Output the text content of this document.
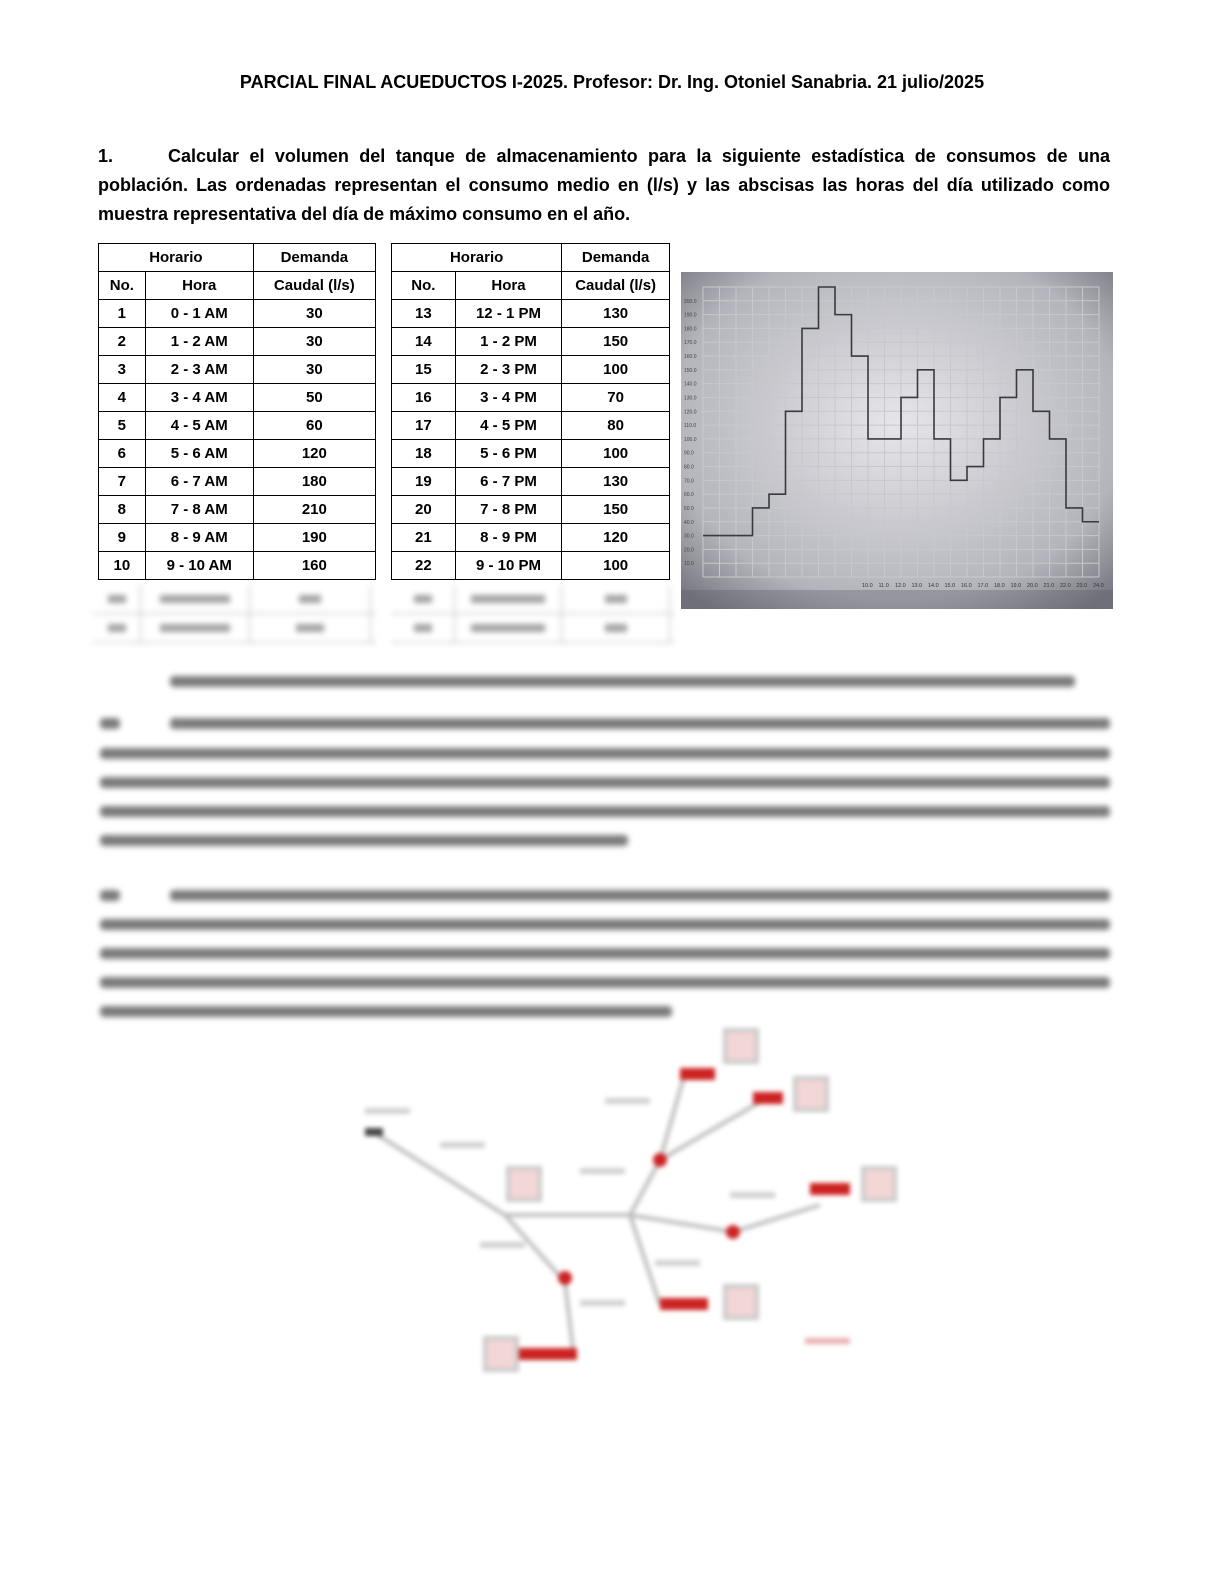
PARCIAL FINAL ACUEDUCTOS I-2025. Profesor: Dr. Ing. Otoniel Sanabria. 21 julio/2025
1.	Calcular el volumen del tanque de almacenamiento para la siguiente estadística de consumos de una población. Las ordenadas representan el consumo medio en (l/s) y las abscisas las horas del día utilizado como muestra representativa del día de máximo consumo en el año.
Horario		Demanda
No.	Hora	Caudal (l/s)
1	0 - 1 AM	30
2	1 - 2 AM	30
3	2 - 3 AM	30
4	3 - 4 AM	50
5	4 - 5 AM	60
6	5 - 6 AM	120
7	6 - 7 AM	180
8	7 - 8 AM	210
9	8 - 9 AM	190
10	9 - 10 AM	160
Horario		Demanda
No.	Hora	Caudal (l/s)
13	12 - 1 PM	130
14	1 - 2 PM	150
15	2 - 3 PM	100
16	3 - 4 PM	70
17	4 - 5 PM	80
18	5 - 6 PM	100
19	6 - 7 PM	130
20	7 - 8 PM	150
21	8 - 9 PM	120
22	9 - 10 PM	100	10.0
20.0
30.0
40.0
50.0
60.0
70.0
80.0
90.0
100.0
110.0
120.0
130.0
140.0
150.0
160.0
170.0
180.0
190.0
200.0
10.0 11.0 12.0 13.0 14.0 15.0 16.0 17.0 18.0 19.0 20.0 21.0 22.0 23.0 24.0
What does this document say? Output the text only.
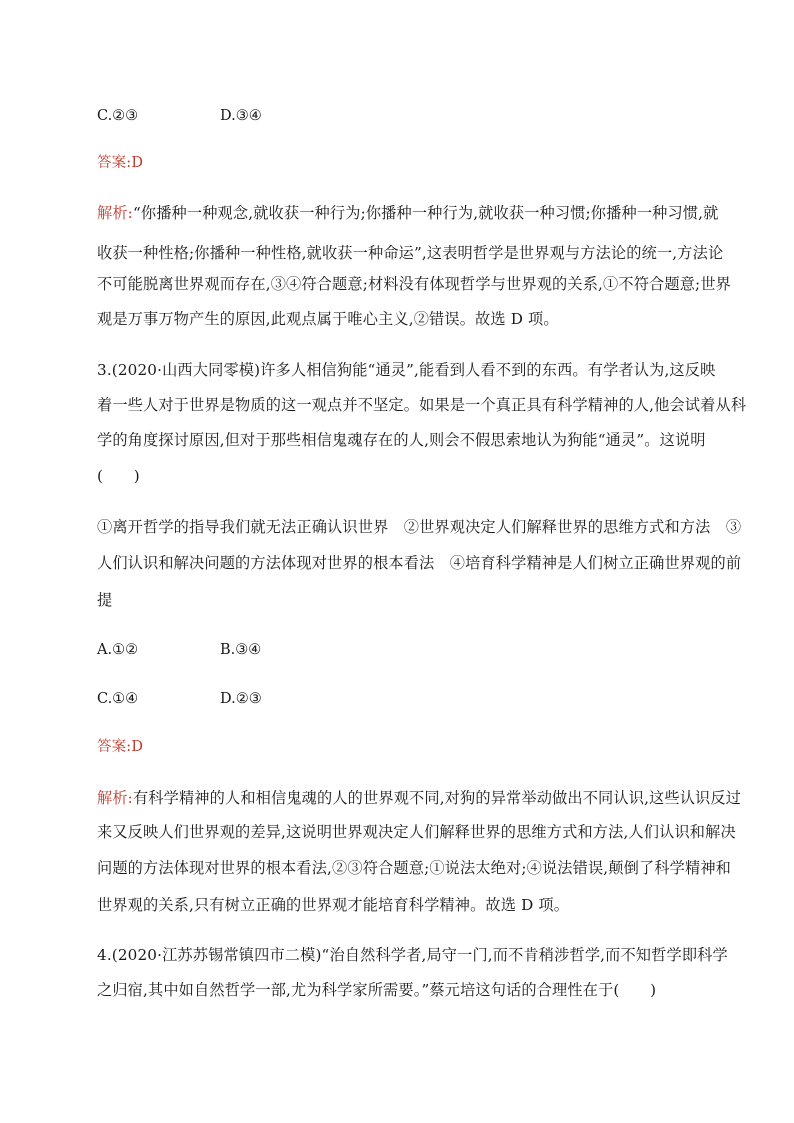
C.②③	D.③④
答案:D
解析:“你播种一种观念,就收获一种行为;你播种一种行为,就收获一种习惯;你播种一种习惯,就
收获一种性格;你播种一种性格,就收获一种命运”,这表明哲学是世界观与方法论的统一,方法论
不可能脱离世界观而存在,③④符合题意;材料没有体现哲学与世界观的关系,①不符合题意;世界
观是万事万物产生的原因,此观点属于唯心主义,②错误。故选 D 项。
3.(2020·山西大同零模)许多人相信狗能“通灵”,能看到人看不到的东西。有学者认为,这反映
着一些人对于世界是物质的这一观点并不坚定。如果是一个真正具有科学精神的人,他会试着从科
学的角度探讨原因,但对于那些相信鬼魂存在的人,则会不假思索地认为狗能“通灵”。这说明
(　　)
①离开哲学的指导我们就无法正确认识世界　②世界观决定人们解释世界的思维方式和方法　③
人们认识和解决问题的方法体现对世界的根本看法　④培育科学精神是人们树立正确世界观的前
提
A.①②	B.③④
C.①④	D.②③
答案:D
解析:有科学精神的人和相信鬼魂的人的世界观不同,对狗的异常举动做出不同认识,这些认识反过
来又反映人们世界观的差异,这说明世界观决定人们解释世界的思维方式和方法,人们认识和解决
问题的方法体现对世界的根本看法,②③符合题意;①说法太绝对;④说法错误,颠倒了科学精神和
世界观的关系,只有树立正确的世界观才能培育科学精神。故选 D 项。
4.(2020·江苏苏锡常镇四市二模)“治自然科学者,局守一门,而不肯稍涉哲学,而不知哲学即科学
之归宿,其中如自然哲学一部,尤为科学家所需要。”蔡元培这句话的合理性在于(　　)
##############################
▸ Problem statement
Check each line of the data above for the word "document" and say how many lines contain it, giving nothing besides the number.

▸ Solution below
2